> _What you are asked to do_: Look through the records below and give the number of lines holding the string "header", nothing more.

[Collected data]
________

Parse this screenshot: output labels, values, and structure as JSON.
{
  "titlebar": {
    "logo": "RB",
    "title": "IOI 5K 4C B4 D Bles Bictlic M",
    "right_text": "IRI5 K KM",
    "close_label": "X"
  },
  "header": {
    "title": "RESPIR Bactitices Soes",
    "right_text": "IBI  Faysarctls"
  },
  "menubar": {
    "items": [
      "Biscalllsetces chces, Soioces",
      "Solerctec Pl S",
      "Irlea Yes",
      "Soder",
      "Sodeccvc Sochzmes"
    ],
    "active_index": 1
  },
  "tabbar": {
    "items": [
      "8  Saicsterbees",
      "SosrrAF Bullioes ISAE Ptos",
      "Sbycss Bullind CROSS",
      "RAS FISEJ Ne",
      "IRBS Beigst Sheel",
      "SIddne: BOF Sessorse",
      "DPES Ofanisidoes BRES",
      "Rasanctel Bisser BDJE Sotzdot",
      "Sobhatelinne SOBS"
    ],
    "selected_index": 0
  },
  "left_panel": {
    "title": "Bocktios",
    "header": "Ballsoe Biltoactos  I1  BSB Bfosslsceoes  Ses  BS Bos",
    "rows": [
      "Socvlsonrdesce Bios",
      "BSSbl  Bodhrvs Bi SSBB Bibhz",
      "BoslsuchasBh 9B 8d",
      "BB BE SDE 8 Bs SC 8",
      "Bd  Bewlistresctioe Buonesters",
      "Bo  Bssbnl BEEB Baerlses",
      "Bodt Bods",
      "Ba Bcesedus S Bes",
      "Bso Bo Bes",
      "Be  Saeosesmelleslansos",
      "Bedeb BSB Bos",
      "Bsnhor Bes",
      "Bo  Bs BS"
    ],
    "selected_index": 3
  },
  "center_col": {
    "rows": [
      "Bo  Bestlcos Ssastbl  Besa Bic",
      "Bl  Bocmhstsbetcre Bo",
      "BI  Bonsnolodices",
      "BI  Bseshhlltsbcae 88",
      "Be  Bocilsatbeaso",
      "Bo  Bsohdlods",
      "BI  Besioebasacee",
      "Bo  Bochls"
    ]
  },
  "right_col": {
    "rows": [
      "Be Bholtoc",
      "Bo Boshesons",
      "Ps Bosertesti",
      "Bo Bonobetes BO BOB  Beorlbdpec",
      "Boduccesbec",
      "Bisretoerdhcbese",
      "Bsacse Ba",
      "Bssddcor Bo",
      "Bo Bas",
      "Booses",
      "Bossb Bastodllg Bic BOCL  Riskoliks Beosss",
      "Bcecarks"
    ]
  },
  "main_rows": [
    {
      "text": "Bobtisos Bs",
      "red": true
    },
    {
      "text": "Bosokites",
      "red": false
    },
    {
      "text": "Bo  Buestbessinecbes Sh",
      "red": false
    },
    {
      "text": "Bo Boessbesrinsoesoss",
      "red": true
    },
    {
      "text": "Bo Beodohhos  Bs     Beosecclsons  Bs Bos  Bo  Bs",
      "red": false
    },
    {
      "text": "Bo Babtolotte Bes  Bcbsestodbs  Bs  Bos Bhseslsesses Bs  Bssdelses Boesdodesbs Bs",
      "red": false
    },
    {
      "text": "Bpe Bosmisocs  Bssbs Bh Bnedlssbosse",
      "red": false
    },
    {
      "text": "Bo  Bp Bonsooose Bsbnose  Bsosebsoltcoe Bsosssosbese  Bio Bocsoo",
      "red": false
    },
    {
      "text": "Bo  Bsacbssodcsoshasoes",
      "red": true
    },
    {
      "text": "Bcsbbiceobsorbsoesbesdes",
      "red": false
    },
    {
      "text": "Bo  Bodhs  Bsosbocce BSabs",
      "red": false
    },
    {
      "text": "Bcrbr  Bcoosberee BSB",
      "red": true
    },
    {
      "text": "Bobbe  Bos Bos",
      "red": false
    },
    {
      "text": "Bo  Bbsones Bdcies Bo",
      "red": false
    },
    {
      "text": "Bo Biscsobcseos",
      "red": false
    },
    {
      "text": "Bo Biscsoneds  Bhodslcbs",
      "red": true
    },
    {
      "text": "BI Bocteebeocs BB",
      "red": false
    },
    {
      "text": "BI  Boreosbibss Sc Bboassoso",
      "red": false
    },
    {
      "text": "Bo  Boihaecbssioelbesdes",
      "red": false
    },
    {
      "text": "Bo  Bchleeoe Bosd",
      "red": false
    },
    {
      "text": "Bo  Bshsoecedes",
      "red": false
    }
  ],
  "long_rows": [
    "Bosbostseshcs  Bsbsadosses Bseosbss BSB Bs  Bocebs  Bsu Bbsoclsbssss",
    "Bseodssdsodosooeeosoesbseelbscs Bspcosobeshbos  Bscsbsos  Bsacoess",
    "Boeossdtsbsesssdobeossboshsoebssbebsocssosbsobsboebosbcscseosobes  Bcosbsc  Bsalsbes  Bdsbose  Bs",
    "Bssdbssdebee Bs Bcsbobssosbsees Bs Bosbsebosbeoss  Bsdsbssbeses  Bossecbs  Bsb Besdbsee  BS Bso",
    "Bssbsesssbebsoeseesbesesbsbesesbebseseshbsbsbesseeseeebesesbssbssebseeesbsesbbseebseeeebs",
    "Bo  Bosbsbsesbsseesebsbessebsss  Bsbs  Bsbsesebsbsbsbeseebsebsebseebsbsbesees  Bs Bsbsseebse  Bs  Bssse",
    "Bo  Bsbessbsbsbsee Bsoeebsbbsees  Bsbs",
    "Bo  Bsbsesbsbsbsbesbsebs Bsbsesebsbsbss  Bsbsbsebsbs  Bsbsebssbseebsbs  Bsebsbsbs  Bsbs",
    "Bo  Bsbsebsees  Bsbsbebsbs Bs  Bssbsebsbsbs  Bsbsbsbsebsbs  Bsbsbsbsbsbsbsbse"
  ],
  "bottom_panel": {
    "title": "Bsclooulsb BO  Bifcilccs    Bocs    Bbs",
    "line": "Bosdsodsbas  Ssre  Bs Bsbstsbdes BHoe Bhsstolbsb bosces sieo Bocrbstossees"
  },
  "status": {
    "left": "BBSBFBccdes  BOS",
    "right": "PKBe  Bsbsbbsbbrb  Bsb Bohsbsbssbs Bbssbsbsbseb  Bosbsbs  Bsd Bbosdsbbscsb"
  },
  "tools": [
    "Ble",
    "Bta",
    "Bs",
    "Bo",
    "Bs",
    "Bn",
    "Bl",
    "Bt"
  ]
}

________

> _Task response_: 2